# If $X$ is a normally distributed random variable, then what is the distribution of $X^3$? Does it follow a well-known distribution?

I am trying to estimate the power production ($$P$$) from a wind turbine. The instantaneous power of a wind turbine varies with the cube of the wind speed ($$v$$), so $$P = v^3$$. If $$v$$ is normally distributed, what would be the distribution of $$P$$?

• Googling this I get that the distribution is indeterminate (roughly the sum of infinite positive and negative pieces). PDFs of Berg's 1988 paper in Annals of Probability are behind pay walls. If you have access to JSTOR (e.g, through a university library), you may be able to get a copy. – BruceET Jun 10 '19 at 0:20
• Thank you! Will check it – Chandramouli Santhanam Jun 10 '19 at 0:26
• Related, answer discusses this issue (not really a duplicate): stats.stackexchange.com/questions/58846/… – Glen_b Jun 10 '19 at 4:08
• I doubt the wind speed is accurately modeled by any Normal distribution. Rather than go down the route of computing the distribution of the cube of a Normal, then, consider finding better models for the wind speed itself (or directly modeling the power from your data). – whuber Jun 10 '19 at 14:43

The general case of the cube of an normal random variable with any mean is quite complicated, but the case of a centered normal distribution (with zero mean) is quite simple. In this answer I will show the exact density for the simple case where the mean is zero, and I will show you how to obtain a simulated estimate of the density for the more general case.
+++++
> [What this task involves]: Transcribe the thread above on cubing a normal random variable word for word, from the title through the final paragraph.

[Region boundary data]
+++++
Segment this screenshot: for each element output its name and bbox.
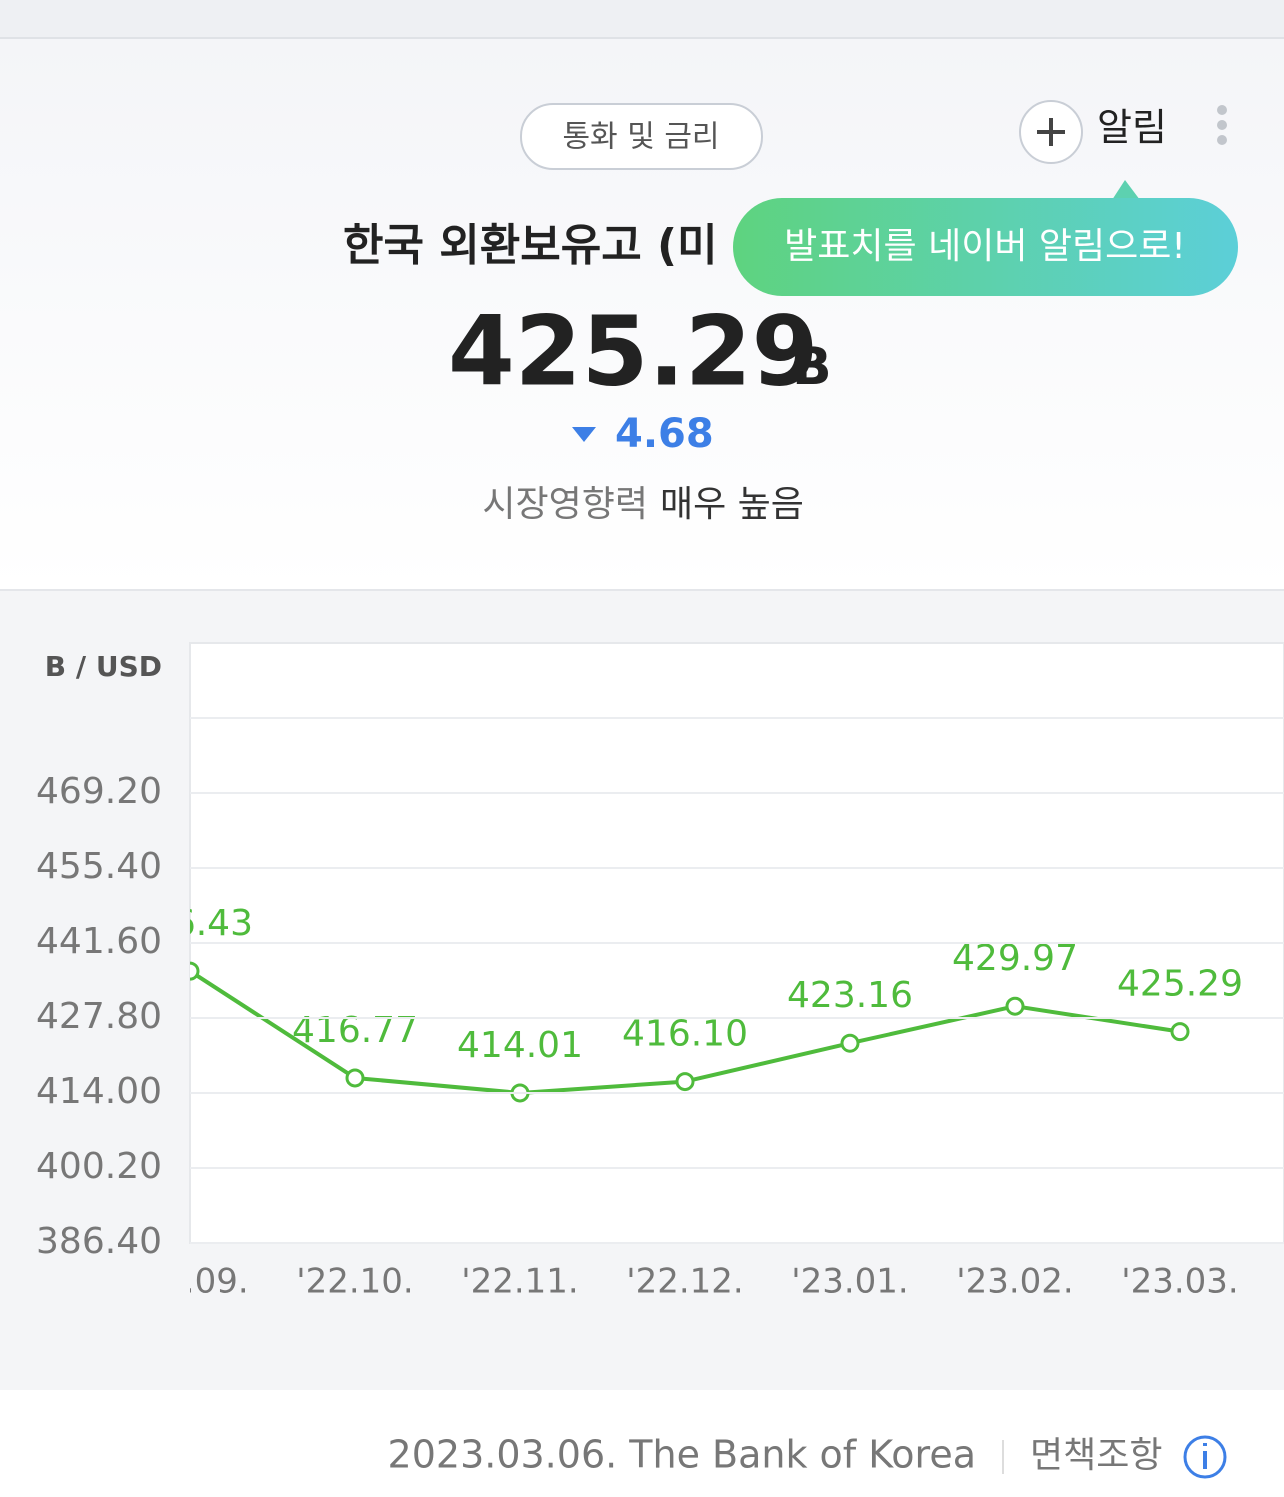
tooltip[interactable] [733,198,1238,296]
category-pill[interactable] [520,103,763,170]
y-tick-label: 386.40 [36,1221,162,1262]
current-value: 425.29 [448,295,818,407]
x-tick-label: '22.10. [296,1262,414,1302]
x-tick-label: '22.11. [461,1262,579,1302]
data-point [190,961,200,981]
impact-value: 매우 높음 [660,484,804,525]
plus-icon [1037,118,1065,146]
tooltip-notch [1112,180,1140,200]
y-tick-label: 455.40 [36,846,162,887]
data-point [1170,1022,1190,1042]
x-tick-label: '23.02. [956,1262,1074,1302]
value-unit: B [792,337,832,397]
source: 2023.03.06. The Bank of Korea [388,1433,976,1477]
y-tick-label: 441.60 [36,921,162,962]
x-tick-label: '22.09. [131,1262,249,1302]
y-tick-label: 427.80 [36,996,162,1037]
change-value: 4.68 [615,411,714,457]
down-arrow [572,427,596,442]
data-label: 429.97 [952,938,1078,979]
data-point [345,1068,365,1088]
data-point [840,1033,860,1053]
data-label: 425.29 [1117,964,1243,1005]
y-tick-label: 414.00 [36,1071,162,1112]
footer-bg [0,1390,1284,1497]
x-tick-label: '22.12. [626,1262,744,1302]
top-bar [0,0,1284,38]
disclaimer[interactable]: 면책조항 [1030,1435,1162,1476]
alert-label[interactable]: 알림 [1097,106,1167,150]
data-label: 414.01 [457,1025,583,1066]
impact-label: 시장영향력 [482,484,648,525]
y-tick-label: 400.20 [36,1146,162,1187]
x-tick-label: '23.03. [1121,1262,1239,1302]
data-label: 416.10 [622,1014,748,1055]
indicator-title: 한국 외환보유고 (미 [343,220,718,271]
more-menu[interactable] [1217,105,1227,145]
data-point [675,1072,695,1092]
tooltip-text: 발표치를 네이버 알림으로! [784,226,1186,267]
y-tick-label: 469.20 [36,771,162,812]
data-point [1005,996,1025,1016]
data-label: 423.16 [787,975,913,1016]
pill-text: 통화 및 금리 [562,120,719,155]
data-label: 436.43 [127,903,253,944]
x-tick-label: '23.01. [791,1262,909,1302]
info-icon[interactable] [1183,1435,1227,1479]
data-label: 416.77 [292,1010,418,1051]
plot: 436.43 '22.09. 416.77 '22.10. 414.01 '22.11. 4… [127,903,1243,1302]
y-axis-label: B / USD [45,650,162,683]
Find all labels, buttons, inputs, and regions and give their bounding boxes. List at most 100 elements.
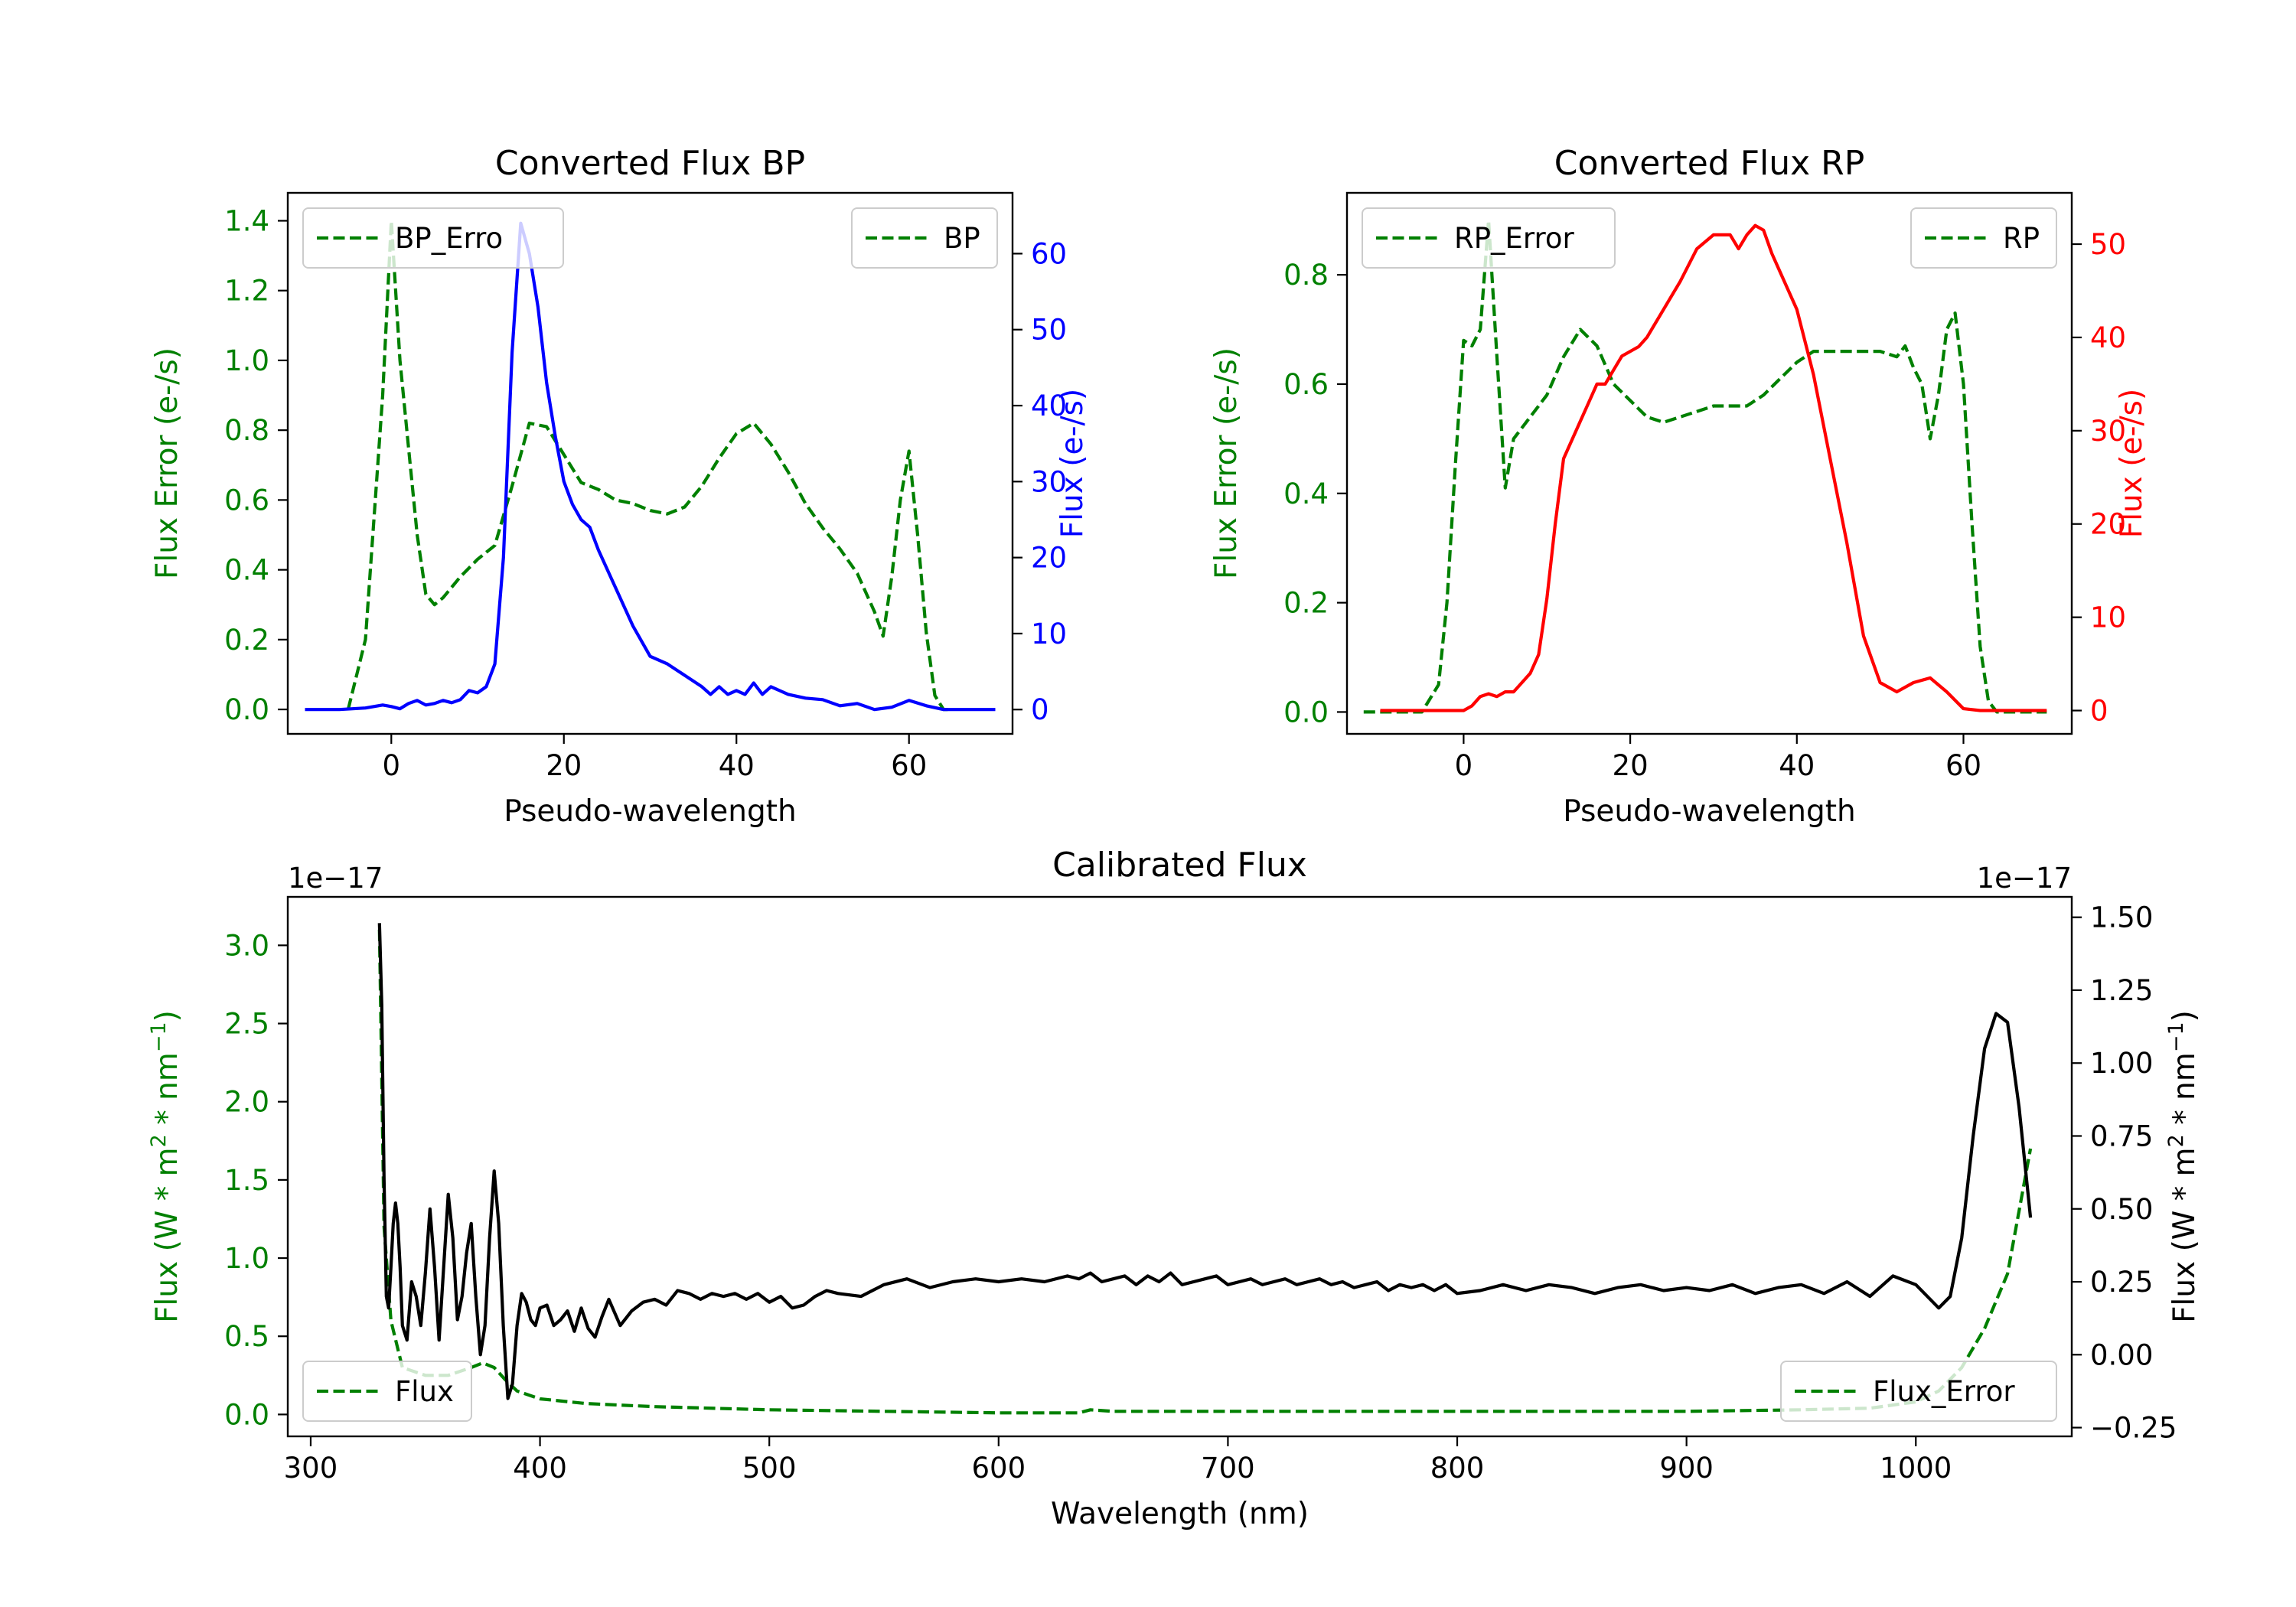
left-axis-label: Flux (W * m2 * nm−1)	[147, 1010, 185, 1323]
legend-label: Flux_Error	[1873, 1375, 2015, 1408]
left-tick-label: 2.5	[224, 1008, 269, 1041]
right-tick-label: 1.25	[2090, 974, 2153, 1007]
left-tick-label: 1.0	[224, 1242, 269, 1275]
left-tick-label: 0.8	[1283, 259, 1329, 292]
left-tick-label: 0.6	[1283, 368, 1329, 401]
legend-upper-left: BP_Erro	[302, 207, 564, 269]
x-axis-label: Wavelength (nm)	[1051, 1497, 1309, 1531]
left-tick-label: 1.5	[224, 1164, 269, 1197]
chart-panel-1: Converted Flux BP 0 20 40 60 Pseudo-wavelengt…	[150, 144, 1090, 829]
left-axis-label: Flux Error (e-/s)	[1209, 347, 1244, 579]
right-tick-label: 10	[1031, 618, 1067, 650]
legend-label: Flux	[395, 1375, 454, 1408]
left-tick-label: 1.0	[224, 344, 269, 377]
legend-label: RP	[2003, 222, 2040, 255]
right-tick-label: 0	[2090, 695, 2108, 728]
right-tick-label: 0	[1031, 693, 1049, 726]
legend-box	[1780, 1361, 2057, 1422]
left-tick-label: 0.8	[224, 414, 269, 447]
right-axis-offset-label: 1e−17	[1977, 862, 2072, 895]
legend-lower-left: Flux	[302, 1361, 472, 1422]
plot-frame	[286, 191, 1014, 735]
x-axis-label: Pseudo-wavelength	[504, 794, 796, 829]
x-tick-label: 300	[284, 1452, 338, 1485]
left-tick-label: 0.0	[1283, 696, 1329, 729]
plot-frame	[1345, 191, 2073, 735]
series-line-flux	[377, 923, 2033, 1400]
right-tick-label: 30	[1031, 465, 1067, 498]
left-tick-label: 0.0	[224, 693, 269, 726]
legend-box	[1362, 207, 1616, 269]
right-tick-label: 1.50	[2090, 901, 2153, 934]
x-tick-label: 700	[1201, 1452, 1255, 1485]
x-tick-label: 40	[1779, 749, 1815, 782]
x-tick-label: 60	[891, 749, 927, 782]
legend-label: RP_Error	[1454, 222, 1574, 255]
chart-title: Converted Flux RP	[1554, 144, 1865, 183]
left-tick-label: 1.4	[224, 204, 269, 237]
left-tick-label: 3.0	[224, 929, 269, 962]
right-tick-label: 0.75	[2090, 1120, 2153, 1152]
chart-panel-3: Calibrated Flux 300 400 500 600 700 800 900 1000…	[147, 846, 2203, 1531]
right-tick-label: 40	[2090, 321, 2126, 354]
right-tick-label: 0.50	[2090, 1193, 2153, 1226]
plot-frame	[286, 895, 2073, 1438]
x-tick-label: 20	[1613, 749, 1649, 782]
legend-box	[302, 207, 564, 269]
right-tick-label: 50	[1031, 314, 1067, 347]
chart-panel-2: Converted Flux RP 0 20 40 60 Pseudo-wavelengt…	[1209, 144, 2149, 829]
x-tick-label: 20	[546, 749, 582, 782]
series-line-rp-error	[1363, 218, 2047, 714]
legend-label: BP_Erro	[395, 222, 503, 255]
x-tick-label: 0	[383, 749, 401, 782]
series-line-flux-error	[377, 929, 2033, 1415]
x-tick-label: 600	[971, 1452, 1026, 1485]
right-tick-label: 30	[2090, 415, 2126, 448]
chart-title: Calibrated Flux	[1052, 846, 1307, 885]
legend-upper-right: BP	[851, 207, 998, 269]
right-tick-label: 1.00	[2090, 1047, 2153, 1080]
legend-lower-right: Flux_Error	[1780, 1361, 2057, 1422]
right-tick-label: 50	[2090, 228, 2126, 261]
x-tick-label: 0	[1455, 749, 1473, 782]
x-tick-label: 900	[1659, 1452, 1714, 1485]
left-axis-label: Flux Error (e-/s)	[150, 347, 184, 579]
left-tick-label: 2.0	[224, 1086, 269, 1119]
left-tick-label: 0.2	[1283, 587, 1329, 620]
series-line-bp-error	[346, 219, 953, 712]
left-tick-label: 0.2	[224, 624, 269, 657]
series-line-rp	[1380, 223, 2047, 712]
x-tick-label: 800	[1430, 1452, 1485, 1485]
x-tick-label: 500	[742, 1452, 797, 1485]
left-tick-label: 0.4	[224, 554, 269, 587]
right-tick-label: 60	[1031, 237, 1067, 270]
x-tick-label: 60	[1945, 749, 1981, 782]
right-axis-label: Flux (W * m2 * nm−1)	[2164, 1010, 2203, 1323]
right-tick-label: 0.00	[2090, 1338, 2153, 1371]
x-axis-label: Pseudo-wavelength	[1563, 794, 1855, 829]
x-tick-label: 400	[513, 1452, 567, 1485]
legend-box	[302, 1361, 472, 1422]
left-tick-label: 0.0	[224, 1398, 269, 1431]
right-tick-label: 20	[1031, 542, 1067, 575]
left-tick-label: 1.2	[224, 275, 269, 308]
left-tick-label: 0.5	[224, 1320, 269, 1353]
right-tick-label: −0.25	[2090, 1412, 2177, 1445]
left-tick-label: 0.6	[224, 484, 269, 517]
legend-label: BP	[944, 222, 980, 255]
right-tick-label: 40	[1031, 390, 1067, 422]
chart-title: Converted Flux BP	[495, 144, 805, 183]
right-tick-label: 20	[2090, 508, 2126, 541]
legend-upper-right: RP	[1910, 207, 2057, 269]
right-axis-label: Flux (e-/s)	[2115, 389, 2149, 538]
left-axis-offset-label: 1e−17	[288, 862, 383, 895]
legend-upper-left: RP_Error	[1362, 207, 1616, 269]
left-tick-label: 0.4	[1283, 478, 1329, 510]
x-tick-label: 1000	[1880, 1452, 1952, 1485]
series-line-bp	[305, 221, 996, 712]
right-tick-label: 10	[2090, 601, 2126, 634]
x-tick-label: 40	[719, 749, 755, 782]
right-tick-label: 0.25	[2090, 1266, 2153, 1299]
right-axis-label: Flux (e-/s)	[1055, 389, 1090, 538]
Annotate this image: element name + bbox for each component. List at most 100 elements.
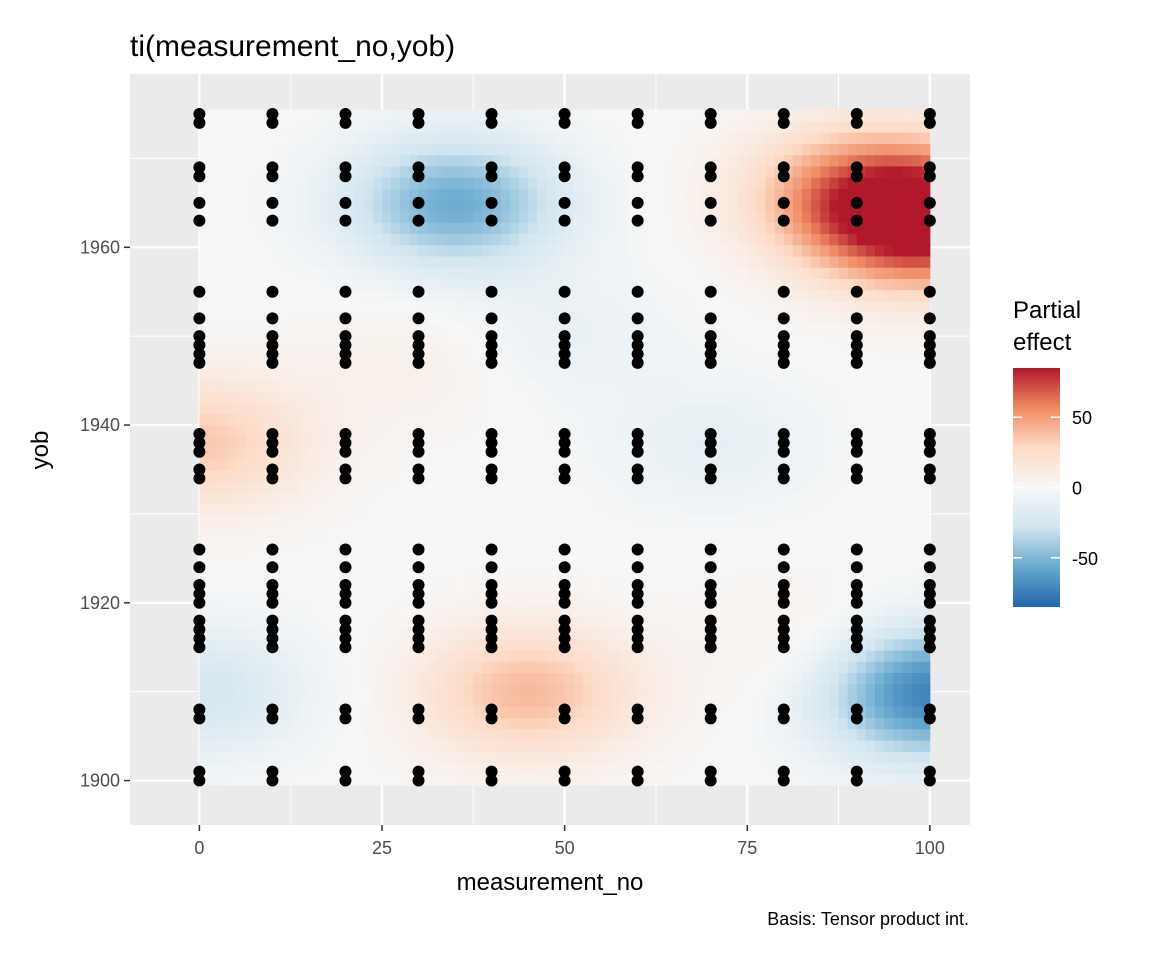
+++++
> [Solution]:
# If $X$ is a normally distributed random variable, then what is the distribution of $X^3$? Does it follow a well-known distribution?

I am trying to estimate the power production ($$P$$) from a wind turbine. The instantaneous power of a wind turbine varies with the cube of the wind speed ($$v$$), so $$P = v^3$$. If $$v$$ is normally distributed, what would be the distribution of $$P$$?

• Googling this I get that the distribution is indeterminate (roughly the sum of infinite positive and negative pieces). PDFs of Berg's 1988 paper in Annals of Probability are behind pay walls. If you have access to JSTOR (e.g, through a university library), you may be able to get a copy. – BruceET Jun 10 '19 at 0:20
• Thank you! Will check it – Chandramouli Santhanam Jun 10 '19 at 0:26
• Related, answer discusses this issue (not really a duplicate): stats.stackexchange.com/questions/58846/… – Glen_b Jun 10 '19 at 4:08
• I doubt the wind speed is accurately modeled by any Normal distribution. Rather than go down the route of computing the distribution of the cube of a Normal, then, consider finding better models for the wind speed itself (or directly modeling the power from your data). – whuber Jun 10 '19 at 14:43

The general case of the cube of an normal random variable with any mean is quite complicated, but the case of a centered normal distribution (with zero mean) is quite simple. In this answer I will show the exact density for the simple case where the mean is zero, and I will show you how to obtain a simulated estimate of the density for the more general case.